## Written request
Copy each line holding the string "page".
Records shown start
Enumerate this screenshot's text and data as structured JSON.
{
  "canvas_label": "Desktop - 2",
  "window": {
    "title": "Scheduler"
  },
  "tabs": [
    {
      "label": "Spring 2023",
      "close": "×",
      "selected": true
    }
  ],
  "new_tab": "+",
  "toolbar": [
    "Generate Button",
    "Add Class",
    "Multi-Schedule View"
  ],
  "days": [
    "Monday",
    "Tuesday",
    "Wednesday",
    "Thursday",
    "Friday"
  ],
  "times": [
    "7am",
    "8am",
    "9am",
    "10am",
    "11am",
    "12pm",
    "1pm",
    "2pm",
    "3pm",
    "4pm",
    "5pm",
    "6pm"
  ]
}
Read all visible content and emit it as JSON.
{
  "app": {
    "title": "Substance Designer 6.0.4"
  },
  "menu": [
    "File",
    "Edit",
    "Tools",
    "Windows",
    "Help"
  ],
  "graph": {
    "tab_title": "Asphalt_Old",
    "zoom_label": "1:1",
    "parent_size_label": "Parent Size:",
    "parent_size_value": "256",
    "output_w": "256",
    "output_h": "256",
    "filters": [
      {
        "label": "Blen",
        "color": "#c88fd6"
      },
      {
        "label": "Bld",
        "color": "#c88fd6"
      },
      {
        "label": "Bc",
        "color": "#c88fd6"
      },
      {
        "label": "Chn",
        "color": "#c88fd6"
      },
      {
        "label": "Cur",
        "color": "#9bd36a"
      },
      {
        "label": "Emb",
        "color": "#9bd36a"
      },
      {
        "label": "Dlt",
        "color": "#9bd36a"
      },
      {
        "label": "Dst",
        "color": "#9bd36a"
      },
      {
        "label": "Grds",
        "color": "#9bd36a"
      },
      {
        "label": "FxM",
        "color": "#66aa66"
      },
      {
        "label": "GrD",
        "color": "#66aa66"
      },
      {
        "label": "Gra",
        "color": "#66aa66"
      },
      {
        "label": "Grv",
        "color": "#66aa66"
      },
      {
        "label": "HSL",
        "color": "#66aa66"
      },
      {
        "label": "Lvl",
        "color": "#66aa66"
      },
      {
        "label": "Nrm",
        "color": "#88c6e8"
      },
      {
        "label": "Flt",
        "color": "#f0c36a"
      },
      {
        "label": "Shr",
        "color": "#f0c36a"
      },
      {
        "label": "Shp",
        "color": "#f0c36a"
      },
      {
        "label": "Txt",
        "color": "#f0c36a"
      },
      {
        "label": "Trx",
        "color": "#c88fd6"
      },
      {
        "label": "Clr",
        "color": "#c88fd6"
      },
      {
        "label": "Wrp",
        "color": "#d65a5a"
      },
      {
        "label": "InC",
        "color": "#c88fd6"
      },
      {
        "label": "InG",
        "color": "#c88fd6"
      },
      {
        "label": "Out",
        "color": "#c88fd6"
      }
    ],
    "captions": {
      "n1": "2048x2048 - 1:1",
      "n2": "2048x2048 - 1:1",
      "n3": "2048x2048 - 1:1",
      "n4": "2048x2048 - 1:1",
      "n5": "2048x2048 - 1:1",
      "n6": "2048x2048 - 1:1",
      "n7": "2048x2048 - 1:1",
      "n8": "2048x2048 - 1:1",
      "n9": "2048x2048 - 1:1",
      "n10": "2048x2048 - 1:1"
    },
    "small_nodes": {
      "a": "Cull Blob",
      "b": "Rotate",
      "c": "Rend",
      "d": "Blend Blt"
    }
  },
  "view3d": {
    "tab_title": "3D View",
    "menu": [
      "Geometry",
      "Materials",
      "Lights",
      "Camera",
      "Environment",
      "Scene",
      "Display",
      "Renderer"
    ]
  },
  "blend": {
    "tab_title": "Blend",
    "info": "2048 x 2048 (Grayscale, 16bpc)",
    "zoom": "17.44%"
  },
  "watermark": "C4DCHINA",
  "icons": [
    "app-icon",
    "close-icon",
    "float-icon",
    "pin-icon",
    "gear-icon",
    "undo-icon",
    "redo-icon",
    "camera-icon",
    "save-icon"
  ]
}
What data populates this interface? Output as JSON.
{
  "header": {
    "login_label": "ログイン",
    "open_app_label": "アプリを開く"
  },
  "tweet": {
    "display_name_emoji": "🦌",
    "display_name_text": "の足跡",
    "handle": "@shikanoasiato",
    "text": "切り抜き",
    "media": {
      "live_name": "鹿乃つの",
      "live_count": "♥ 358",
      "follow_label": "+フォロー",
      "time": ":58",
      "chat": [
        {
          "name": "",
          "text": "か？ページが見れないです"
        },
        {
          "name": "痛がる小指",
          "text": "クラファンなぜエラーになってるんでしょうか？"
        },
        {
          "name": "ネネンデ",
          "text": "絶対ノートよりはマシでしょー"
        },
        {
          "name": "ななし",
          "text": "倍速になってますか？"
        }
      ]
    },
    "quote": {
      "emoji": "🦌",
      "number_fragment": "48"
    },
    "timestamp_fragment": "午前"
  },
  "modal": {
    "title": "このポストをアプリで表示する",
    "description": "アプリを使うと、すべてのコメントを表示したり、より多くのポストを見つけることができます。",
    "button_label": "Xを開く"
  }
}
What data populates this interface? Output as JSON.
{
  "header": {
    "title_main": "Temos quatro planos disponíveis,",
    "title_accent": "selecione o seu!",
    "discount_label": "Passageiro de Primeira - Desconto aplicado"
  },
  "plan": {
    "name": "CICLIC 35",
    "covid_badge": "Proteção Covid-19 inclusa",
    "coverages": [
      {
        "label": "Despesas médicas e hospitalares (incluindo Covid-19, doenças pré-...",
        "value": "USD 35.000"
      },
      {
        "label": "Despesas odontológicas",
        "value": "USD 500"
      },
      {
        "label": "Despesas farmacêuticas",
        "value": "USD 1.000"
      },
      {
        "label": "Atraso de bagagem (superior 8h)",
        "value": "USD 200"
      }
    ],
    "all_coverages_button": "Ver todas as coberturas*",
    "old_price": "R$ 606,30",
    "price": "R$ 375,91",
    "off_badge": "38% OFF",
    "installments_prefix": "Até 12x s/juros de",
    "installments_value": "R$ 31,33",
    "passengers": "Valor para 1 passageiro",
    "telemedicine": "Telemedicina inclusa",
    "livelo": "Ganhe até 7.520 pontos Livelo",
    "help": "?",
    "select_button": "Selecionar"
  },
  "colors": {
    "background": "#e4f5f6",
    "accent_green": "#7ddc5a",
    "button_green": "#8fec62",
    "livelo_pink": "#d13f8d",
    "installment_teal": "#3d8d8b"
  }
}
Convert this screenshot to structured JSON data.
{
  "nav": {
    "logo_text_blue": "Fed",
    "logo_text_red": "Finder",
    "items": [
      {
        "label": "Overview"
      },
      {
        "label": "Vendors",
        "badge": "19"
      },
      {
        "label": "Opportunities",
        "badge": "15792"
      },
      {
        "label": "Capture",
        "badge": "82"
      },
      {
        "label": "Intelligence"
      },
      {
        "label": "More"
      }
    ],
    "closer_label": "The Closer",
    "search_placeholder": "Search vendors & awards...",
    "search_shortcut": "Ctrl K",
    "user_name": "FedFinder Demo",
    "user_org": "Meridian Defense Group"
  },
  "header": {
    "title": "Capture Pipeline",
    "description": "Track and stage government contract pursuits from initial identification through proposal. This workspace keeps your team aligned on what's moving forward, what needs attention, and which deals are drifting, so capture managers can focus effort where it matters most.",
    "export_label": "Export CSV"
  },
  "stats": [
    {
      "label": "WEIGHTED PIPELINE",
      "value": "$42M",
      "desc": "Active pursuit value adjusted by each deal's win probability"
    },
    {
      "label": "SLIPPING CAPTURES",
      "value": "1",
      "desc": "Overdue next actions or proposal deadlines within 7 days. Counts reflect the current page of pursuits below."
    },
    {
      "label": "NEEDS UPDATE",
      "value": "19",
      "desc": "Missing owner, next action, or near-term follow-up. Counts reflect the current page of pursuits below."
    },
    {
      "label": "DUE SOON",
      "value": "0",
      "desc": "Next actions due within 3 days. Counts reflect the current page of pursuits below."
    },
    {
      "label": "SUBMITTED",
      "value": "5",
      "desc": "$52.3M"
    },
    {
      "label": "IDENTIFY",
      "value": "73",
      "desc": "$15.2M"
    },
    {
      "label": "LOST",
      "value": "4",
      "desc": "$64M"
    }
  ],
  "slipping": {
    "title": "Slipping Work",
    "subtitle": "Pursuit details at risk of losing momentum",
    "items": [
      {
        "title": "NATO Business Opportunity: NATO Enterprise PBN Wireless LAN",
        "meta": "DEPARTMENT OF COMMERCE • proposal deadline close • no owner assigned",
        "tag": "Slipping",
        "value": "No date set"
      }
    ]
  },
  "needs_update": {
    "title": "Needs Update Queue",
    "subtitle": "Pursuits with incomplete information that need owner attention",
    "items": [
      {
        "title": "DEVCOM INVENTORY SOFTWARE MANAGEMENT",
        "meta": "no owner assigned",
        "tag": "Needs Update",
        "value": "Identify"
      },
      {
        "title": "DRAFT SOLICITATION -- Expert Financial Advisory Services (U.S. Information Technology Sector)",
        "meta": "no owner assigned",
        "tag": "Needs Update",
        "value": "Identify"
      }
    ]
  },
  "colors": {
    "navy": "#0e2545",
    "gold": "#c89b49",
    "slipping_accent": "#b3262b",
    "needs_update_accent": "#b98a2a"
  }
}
Records shown end
## Exercise solution
      "desc": "Overdue next actions or proposal deadlines within 7 days. Counts reflect the current page of pursuits below."
      "desc": "Missing owner, next action, or near-term follow-up. Counts reflect the current page of pursuits below."
      "desc": "Next actions due within 3 days. Counts reflect the current page of pursuits below."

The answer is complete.